• _学習テキスト_:
イタリアを代表する爆撃機の活躍をコンパクトに理解するには好適な著作である。

お奨め度★★★

3
211105_S79

Savoia-Marchetti S.79 Sparviero Torpedo-Bomber Units

Marco Mattioli Osprey

イタリア空軍が使用した3発攻撃機がSavoia-Marchetti S.79(SM.79)である。本機は戦時中に主として雷撃機として運用され、地中海の戦いで連合軍艦船に大きな損害を与えた。戦時中にS.79が撃沈破した戦果は、空母「インドミタブル」を含む20隻の戦闘艦と20隻の商船にも及ぶ。本書は、S.79を装備した飛行隊の活躍を克明に描いている。戦争初期は僅か数機による雷撃戦で大きな戦果を挙げたS.79であったが、戦争が進むにつれて徐々に苦しい戦いを余儀なくされていく。そのあたりは日本海軍の陸攻隊と似ている部分もあり、あるいは異なる部分もあり、そういった観点からも興味深い著作であった。

• _提示資料_:
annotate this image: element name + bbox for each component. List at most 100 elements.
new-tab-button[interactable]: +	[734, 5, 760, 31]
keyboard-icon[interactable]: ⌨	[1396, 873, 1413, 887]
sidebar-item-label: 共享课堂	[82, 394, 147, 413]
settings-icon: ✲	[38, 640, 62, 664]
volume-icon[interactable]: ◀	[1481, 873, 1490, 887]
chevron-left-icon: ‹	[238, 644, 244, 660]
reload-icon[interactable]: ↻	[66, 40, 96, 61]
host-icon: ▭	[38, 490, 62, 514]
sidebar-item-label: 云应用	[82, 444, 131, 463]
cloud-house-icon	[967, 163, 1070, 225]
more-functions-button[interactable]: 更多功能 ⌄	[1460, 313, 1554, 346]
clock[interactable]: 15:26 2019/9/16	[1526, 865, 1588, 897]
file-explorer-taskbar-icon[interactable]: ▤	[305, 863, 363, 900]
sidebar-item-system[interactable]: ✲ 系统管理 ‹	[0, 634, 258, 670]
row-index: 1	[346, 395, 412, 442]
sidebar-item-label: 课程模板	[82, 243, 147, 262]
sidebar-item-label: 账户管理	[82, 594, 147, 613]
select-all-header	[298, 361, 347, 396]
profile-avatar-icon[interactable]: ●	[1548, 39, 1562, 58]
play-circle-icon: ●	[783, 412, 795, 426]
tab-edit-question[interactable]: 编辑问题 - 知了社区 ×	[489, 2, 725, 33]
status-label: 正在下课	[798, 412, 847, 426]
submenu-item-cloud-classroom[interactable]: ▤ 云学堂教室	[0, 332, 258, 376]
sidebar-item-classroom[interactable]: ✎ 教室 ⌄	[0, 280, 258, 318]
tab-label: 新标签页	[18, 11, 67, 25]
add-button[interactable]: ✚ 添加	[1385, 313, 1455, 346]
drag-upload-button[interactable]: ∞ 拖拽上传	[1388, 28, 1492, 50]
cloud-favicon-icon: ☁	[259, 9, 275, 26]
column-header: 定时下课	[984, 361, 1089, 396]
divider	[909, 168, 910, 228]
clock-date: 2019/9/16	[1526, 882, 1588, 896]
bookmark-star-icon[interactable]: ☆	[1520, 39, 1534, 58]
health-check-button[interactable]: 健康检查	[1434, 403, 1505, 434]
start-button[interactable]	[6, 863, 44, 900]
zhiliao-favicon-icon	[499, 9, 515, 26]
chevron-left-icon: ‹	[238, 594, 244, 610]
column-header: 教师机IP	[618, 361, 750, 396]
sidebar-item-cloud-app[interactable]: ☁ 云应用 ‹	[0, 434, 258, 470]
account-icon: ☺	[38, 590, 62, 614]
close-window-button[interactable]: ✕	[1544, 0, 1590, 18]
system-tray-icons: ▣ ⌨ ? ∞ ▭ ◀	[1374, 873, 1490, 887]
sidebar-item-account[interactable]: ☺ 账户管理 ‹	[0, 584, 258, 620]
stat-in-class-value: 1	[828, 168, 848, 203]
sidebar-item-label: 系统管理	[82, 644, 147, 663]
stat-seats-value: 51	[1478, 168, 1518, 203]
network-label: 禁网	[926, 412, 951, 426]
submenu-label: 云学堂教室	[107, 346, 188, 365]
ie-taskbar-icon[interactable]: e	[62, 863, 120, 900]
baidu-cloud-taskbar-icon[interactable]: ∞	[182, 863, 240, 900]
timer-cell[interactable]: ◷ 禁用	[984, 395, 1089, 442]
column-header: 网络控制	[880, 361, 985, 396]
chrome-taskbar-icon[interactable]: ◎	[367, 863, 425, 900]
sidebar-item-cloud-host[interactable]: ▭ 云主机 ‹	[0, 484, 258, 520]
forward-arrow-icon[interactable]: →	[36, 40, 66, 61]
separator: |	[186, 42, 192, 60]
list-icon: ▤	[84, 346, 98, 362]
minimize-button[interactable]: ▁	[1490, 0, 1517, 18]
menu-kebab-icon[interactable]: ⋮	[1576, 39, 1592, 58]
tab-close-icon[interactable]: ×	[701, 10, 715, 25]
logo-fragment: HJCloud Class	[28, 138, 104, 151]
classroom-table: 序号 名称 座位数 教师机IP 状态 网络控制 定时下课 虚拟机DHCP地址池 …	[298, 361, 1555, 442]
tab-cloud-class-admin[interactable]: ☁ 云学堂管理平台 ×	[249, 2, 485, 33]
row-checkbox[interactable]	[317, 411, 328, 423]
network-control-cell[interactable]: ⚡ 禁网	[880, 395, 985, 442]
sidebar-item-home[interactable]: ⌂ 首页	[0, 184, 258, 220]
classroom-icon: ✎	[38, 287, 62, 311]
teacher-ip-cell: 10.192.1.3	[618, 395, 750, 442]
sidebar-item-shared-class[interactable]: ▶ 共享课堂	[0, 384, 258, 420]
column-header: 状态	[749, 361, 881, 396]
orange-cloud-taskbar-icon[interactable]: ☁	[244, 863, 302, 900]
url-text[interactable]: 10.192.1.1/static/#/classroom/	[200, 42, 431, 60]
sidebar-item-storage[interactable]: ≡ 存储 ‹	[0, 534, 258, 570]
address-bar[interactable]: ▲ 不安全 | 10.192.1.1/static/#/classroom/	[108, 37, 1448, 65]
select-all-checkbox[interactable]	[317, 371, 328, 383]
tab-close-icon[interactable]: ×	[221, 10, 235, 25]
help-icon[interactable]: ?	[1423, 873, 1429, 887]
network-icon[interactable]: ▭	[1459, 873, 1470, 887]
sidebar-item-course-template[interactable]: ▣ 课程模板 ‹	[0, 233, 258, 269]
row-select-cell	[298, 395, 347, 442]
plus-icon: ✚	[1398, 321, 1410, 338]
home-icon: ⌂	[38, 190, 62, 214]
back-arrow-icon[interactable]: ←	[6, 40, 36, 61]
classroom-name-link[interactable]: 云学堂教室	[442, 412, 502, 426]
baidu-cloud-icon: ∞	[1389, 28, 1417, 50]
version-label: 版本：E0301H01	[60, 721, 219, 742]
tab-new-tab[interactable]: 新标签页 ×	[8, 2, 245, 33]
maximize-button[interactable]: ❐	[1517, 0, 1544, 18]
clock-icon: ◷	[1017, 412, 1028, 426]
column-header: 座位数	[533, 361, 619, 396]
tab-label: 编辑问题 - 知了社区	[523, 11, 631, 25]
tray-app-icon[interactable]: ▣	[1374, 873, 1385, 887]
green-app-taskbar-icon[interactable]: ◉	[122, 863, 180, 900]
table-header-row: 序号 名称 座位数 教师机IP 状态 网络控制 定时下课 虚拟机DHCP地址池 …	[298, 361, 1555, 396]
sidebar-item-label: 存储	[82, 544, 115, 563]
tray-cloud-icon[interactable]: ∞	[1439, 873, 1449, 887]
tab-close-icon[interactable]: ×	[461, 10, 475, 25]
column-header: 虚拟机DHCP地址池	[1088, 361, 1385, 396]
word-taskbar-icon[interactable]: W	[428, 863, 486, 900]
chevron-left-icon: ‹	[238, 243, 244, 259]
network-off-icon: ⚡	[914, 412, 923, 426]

• _設問_:
a: 学習テキストの「本機は戦時中に主として雷撃機として運用され、地中海の戦いで連合軍艦船に大きな損害を与えた。」という一文を英語に訳しなさい。
b: 学習テキストによると、戦時中にS.79が撃沈破した戦果にはどの空母が含まれているか。

• _解答_:
a: During the war, this aircraft was used mainly as a torpedo bomber, and it inflicted heavy damage on Allied ships in the battles of the Mediterranean.

b: 空母「インドミタブル」